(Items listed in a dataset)

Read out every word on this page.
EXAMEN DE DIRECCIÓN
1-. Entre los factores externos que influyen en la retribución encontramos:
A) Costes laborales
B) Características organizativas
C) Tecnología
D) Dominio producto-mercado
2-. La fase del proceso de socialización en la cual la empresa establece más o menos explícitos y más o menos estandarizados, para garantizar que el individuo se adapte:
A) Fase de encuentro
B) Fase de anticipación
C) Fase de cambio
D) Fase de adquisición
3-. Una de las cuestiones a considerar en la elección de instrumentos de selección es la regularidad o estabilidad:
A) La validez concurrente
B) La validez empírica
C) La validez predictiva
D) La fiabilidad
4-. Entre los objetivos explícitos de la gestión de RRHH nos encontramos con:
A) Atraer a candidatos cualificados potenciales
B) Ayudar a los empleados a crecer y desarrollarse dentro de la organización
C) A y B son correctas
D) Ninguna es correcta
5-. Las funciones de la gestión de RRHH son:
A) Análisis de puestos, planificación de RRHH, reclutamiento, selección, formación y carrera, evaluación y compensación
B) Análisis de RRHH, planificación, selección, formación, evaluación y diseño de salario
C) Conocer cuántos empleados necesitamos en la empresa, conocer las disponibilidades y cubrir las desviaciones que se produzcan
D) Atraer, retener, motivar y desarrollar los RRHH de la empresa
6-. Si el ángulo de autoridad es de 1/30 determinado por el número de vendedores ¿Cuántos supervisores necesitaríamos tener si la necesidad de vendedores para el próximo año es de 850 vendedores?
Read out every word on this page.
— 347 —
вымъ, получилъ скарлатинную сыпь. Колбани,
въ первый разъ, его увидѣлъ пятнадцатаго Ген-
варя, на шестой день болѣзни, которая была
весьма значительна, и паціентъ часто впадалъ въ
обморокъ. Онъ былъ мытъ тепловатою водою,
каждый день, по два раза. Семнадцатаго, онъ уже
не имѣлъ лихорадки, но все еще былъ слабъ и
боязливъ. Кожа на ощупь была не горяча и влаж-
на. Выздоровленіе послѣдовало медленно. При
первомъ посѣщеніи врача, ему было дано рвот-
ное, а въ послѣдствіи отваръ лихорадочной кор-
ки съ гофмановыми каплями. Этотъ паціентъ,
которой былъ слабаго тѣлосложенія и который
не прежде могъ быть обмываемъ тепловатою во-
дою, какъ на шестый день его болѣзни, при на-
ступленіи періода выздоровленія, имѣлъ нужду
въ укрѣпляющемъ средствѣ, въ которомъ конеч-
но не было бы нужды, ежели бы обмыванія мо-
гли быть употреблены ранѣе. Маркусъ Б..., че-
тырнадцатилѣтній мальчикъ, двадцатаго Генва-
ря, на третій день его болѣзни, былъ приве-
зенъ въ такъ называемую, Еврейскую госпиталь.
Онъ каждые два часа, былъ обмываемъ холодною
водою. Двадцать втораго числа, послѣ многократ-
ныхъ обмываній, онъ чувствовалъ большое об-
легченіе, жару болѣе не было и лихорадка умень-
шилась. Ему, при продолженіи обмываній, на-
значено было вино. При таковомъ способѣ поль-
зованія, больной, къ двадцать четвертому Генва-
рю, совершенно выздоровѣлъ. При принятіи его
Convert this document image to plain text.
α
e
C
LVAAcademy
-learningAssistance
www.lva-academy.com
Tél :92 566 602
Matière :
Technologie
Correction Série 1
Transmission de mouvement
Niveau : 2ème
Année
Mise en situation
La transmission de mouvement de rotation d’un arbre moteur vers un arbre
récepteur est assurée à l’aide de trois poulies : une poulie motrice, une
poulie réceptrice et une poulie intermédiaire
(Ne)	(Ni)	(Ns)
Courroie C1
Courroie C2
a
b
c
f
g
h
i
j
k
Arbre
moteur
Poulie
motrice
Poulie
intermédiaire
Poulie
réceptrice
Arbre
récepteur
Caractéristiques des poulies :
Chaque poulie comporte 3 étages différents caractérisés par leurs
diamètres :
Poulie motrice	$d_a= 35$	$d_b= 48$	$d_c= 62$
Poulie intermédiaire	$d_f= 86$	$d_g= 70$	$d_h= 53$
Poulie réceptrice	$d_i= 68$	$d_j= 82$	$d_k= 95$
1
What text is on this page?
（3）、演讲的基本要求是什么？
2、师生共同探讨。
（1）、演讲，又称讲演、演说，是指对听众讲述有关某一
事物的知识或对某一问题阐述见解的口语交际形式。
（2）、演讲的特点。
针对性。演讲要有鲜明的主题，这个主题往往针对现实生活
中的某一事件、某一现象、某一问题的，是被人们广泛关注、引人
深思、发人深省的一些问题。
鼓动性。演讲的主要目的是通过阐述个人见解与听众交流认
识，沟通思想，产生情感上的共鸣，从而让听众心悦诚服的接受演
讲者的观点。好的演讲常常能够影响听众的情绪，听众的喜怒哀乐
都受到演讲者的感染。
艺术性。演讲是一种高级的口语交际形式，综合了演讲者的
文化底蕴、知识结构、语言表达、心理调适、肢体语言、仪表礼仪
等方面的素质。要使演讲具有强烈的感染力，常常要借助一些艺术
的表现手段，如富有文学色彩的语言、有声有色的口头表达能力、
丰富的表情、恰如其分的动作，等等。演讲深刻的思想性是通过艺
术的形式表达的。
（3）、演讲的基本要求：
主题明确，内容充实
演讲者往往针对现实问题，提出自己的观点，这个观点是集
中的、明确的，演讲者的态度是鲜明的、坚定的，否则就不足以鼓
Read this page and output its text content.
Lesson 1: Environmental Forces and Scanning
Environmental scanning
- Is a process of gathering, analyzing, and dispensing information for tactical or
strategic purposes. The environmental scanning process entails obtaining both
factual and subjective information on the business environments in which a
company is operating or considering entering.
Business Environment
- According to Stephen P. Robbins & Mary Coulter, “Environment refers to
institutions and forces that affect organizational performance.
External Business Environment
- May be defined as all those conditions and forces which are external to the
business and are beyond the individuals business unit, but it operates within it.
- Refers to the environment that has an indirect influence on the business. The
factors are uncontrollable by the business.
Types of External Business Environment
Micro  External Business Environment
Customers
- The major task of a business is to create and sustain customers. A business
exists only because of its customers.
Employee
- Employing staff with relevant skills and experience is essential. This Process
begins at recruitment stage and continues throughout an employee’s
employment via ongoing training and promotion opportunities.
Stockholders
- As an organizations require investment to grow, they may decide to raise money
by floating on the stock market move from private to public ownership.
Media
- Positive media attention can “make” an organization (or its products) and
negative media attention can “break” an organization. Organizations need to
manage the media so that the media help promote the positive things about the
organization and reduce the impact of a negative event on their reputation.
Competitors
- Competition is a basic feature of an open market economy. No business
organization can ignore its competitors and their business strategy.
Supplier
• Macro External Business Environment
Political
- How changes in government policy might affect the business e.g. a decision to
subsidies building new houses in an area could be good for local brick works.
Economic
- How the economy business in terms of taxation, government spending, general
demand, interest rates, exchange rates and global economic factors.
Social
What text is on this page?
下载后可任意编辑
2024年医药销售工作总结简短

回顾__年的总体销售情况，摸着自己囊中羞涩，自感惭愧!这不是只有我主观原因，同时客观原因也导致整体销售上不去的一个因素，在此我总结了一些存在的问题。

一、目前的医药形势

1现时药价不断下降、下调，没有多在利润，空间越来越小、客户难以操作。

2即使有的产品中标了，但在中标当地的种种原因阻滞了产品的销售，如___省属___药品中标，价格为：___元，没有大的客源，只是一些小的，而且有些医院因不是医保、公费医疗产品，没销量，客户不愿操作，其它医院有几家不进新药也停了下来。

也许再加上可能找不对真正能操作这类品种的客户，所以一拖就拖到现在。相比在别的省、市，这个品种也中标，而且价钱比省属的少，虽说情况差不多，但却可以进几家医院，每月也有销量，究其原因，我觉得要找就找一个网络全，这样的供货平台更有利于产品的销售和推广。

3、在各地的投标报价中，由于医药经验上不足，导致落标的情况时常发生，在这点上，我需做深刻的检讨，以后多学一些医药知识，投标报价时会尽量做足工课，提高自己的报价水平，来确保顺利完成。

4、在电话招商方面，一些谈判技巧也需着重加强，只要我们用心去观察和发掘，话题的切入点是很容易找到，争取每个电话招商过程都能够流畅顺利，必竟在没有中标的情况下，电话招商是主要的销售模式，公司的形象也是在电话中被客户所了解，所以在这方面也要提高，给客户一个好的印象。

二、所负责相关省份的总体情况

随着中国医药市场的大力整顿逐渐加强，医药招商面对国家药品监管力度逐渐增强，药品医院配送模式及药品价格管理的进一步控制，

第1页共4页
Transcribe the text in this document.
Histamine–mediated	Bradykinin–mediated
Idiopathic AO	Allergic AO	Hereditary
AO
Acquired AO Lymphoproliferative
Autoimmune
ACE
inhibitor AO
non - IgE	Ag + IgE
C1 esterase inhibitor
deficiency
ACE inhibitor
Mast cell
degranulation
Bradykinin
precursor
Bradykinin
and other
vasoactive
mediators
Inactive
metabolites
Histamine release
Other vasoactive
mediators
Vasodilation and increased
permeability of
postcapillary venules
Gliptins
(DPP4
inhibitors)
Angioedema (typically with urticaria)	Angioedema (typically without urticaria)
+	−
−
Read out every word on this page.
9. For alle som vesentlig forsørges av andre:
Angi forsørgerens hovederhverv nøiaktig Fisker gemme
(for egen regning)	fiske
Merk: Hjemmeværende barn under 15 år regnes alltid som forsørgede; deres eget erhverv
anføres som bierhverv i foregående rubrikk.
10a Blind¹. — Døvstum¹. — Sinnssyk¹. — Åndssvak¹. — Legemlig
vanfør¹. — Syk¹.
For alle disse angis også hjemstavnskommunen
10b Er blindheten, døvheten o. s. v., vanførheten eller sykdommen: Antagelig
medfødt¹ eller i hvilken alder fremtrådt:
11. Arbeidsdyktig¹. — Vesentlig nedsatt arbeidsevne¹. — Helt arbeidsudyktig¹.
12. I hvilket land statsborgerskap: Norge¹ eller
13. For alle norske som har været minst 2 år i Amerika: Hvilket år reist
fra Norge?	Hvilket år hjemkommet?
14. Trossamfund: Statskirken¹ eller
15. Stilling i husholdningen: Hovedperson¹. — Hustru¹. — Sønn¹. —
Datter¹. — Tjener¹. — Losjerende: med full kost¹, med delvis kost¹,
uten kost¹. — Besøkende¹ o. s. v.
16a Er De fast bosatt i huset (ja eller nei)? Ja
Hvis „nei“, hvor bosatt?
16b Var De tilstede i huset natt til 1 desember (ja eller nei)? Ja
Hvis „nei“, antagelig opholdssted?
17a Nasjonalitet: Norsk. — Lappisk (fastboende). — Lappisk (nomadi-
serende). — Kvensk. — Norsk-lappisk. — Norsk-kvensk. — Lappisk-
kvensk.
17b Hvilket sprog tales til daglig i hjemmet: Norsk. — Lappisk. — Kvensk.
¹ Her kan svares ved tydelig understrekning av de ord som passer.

* [What you should do]: Copy out each line of the material that holds the word "para".

* [Solution below]:
2-. La fase del proceso de socialización en la cual la empresa establece más o menos explícitos y más o menos estandarizados, para garantizar que el individuo se adapte:
6-. Si el ángulo de autoridad es de 1/30 determinado por el número de vendedores ¿Cuántos supervisores necesitaríamos tener si la necesidad de vendedores para el próximo año es de 850 vendedores?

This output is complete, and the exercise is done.